**Given exercise**. From the data that follows, copy every line holding the string "材料二提到".

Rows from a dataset
— Start —
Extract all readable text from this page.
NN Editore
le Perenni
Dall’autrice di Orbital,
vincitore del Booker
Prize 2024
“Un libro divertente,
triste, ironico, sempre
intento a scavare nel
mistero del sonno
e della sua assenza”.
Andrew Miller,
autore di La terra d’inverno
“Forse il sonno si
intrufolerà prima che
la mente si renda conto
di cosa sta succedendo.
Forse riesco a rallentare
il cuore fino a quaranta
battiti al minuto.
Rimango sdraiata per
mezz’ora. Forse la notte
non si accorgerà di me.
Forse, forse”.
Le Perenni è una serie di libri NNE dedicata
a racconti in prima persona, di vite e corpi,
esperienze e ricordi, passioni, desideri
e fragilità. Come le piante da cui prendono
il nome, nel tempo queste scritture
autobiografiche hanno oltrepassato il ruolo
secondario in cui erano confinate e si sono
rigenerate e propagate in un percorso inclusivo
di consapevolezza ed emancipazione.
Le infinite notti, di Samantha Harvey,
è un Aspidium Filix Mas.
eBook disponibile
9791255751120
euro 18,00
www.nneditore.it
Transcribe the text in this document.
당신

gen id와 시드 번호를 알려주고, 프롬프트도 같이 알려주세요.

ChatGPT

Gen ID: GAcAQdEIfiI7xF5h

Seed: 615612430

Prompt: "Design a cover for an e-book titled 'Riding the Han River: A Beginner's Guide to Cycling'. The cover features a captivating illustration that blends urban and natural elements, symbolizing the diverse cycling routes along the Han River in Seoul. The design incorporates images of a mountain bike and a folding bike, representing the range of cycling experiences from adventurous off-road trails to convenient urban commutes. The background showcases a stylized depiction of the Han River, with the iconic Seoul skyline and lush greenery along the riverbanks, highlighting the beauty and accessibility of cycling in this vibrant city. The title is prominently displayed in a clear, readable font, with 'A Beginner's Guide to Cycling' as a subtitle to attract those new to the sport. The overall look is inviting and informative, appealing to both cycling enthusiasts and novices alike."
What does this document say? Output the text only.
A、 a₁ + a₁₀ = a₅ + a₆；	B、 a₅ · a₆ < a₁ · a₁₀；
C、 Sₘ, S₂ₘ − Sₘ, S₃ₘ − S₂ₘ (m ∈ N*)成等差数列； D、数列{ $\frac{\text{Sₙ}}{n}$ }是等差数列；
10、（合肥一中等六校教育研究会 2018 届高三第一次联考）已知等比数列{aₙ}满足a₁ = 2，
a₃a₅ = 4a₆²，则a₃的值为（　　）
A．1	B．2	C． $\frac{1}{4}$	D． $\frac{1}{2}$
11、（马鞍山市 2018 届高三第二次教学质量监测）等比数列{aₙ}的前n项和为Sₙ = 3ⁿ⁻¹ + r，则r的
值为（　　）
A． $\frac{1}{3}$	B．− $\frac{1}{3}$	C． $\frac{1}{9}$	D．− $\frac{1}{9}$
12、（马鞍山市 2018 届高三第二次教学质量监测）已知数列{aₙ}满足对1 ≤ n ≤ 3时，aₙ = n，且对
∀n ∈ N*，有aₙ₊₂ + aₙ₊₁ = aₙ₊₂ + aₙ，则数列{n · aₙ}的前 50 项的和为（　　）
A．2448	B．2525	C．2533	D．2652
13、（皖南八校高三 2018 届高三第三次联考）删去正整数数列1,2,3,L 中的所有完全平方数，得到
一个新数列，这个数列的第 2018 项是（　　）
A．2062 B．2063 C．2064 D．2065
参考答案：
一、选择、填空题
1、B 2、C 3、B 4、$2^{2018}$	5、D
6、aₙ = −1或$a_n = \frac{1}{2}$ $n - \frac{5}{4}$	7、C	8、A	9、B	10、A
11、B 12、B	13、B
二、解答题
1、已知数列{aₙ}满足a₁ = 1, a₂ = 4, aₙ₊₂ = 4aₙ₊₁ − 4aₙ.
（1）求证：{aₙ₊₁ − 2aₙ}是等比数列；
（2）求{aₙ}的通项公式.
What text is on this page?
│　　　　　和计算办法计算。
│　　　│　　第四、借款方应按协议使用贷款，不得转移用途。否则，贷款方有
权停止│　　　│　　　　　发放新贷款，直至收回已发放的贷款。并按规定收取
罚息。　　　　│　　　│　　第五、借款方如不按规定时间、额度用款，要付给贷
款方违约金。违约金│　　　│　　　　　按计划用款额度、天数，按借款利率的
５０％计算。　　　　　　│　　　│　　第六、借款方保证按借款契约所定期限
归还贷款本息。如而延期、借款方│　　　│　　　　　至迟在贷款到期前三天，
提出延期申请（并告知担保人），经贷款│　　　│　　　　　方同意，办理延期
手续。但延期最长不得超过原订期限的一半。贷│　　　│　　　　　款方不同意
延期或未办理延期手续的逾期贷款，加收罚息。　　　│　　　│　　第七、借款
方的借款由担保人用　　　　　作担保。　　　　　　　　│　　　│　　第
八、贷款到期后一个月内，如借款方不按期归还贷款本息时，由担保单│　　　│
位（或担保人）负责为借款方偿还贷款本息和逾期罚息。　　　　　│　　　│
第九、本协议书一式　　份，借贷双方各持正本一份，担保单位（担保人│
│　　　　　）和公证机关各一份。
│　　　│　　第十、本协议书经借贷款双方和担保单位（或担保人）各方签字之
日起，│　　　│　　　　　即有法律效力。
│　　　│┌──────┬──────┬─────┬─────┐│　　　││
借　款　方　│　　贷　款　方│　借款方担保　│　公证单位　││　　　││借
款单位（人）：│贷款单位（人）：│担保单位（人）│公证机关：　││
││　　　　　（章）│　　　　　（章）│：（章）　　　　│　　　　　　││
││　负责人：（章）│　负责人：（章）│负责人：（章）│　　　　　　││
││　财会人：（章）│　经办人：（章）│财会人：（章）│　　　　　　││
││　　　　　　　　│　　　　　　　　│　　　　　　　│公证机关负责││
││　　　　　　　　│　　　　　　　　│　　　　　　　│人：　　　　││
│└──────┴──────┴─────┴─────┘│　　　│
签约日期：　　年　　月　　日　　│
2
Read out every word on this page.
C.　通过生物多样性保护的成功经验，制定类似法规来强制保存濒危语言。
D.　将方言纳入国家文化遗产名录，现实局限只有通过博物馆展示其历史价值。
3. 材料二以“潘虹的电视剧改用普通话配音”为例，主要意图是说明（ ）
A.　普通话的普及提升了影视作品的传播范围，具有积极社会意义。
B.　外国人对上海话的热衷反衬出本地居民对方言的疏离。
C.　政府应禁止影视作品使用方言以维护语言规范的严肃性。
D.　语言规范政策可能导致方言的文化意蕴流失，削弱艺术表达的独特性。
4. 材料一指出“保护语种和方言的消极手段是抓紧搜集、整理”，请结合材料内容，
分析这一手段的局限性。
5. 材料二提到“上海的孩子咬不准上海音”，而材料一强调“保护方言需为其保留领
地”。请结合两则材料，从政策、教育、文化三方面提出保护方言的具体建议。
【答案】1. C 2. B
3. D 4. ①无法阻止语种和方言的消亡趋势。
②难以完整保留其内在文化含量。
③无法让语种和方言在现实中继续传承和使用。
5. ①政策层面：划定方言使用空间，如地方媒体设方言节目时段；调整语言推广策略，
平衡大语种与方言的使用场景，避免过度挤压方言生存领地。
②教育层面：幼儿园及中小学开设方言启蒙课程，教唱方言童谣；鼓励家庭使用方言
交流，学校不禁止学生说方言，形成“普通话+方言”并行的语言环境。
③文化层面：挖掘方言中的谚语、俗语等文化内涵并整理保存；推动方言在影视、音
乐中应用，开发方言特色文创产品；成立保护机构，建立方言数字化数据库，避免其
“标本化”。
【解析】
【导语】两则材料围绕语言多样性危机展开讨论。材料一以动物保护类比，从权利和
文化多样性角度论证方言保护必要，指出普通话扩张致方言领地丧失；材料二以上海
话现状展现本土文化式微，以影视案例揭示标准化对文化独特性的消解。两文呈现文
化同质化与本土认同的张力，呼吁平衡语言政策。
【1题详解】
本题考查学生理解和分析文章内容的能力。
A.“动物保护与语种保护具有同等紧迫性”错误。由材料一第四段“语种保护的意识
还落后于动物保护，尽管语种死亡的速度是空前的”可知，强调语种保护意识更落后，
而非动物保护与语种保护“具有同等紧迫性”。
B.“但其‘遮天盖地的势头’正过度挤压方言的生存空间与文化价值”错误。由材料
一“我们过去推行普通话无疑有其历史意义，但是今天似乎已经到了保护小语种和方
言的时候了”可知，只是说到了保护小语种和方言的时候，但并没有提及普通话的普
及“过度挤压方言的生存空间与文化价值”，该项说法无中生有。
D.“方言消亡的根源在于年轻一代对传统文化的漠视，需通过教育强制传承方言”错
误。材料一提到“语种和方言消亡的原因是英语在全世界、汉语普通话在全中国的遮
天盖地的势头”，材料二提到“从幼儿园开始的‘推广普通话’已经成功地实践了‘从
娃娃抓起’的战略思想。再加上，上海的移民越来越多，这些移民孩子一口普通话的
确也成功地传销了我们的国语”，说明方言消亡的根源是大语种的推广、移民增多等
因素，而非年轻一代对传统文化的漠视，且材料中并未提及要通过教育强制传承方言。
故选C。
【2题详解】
— End —
**Written response**.
5. 材料二提到“上海的孩子咬不准上海音”，而材料一强调“保护方言需为其保留领
天盖地的势头”，材料二提到“从幼儿园开始的‘推广普通话’已经成功地实践了‘从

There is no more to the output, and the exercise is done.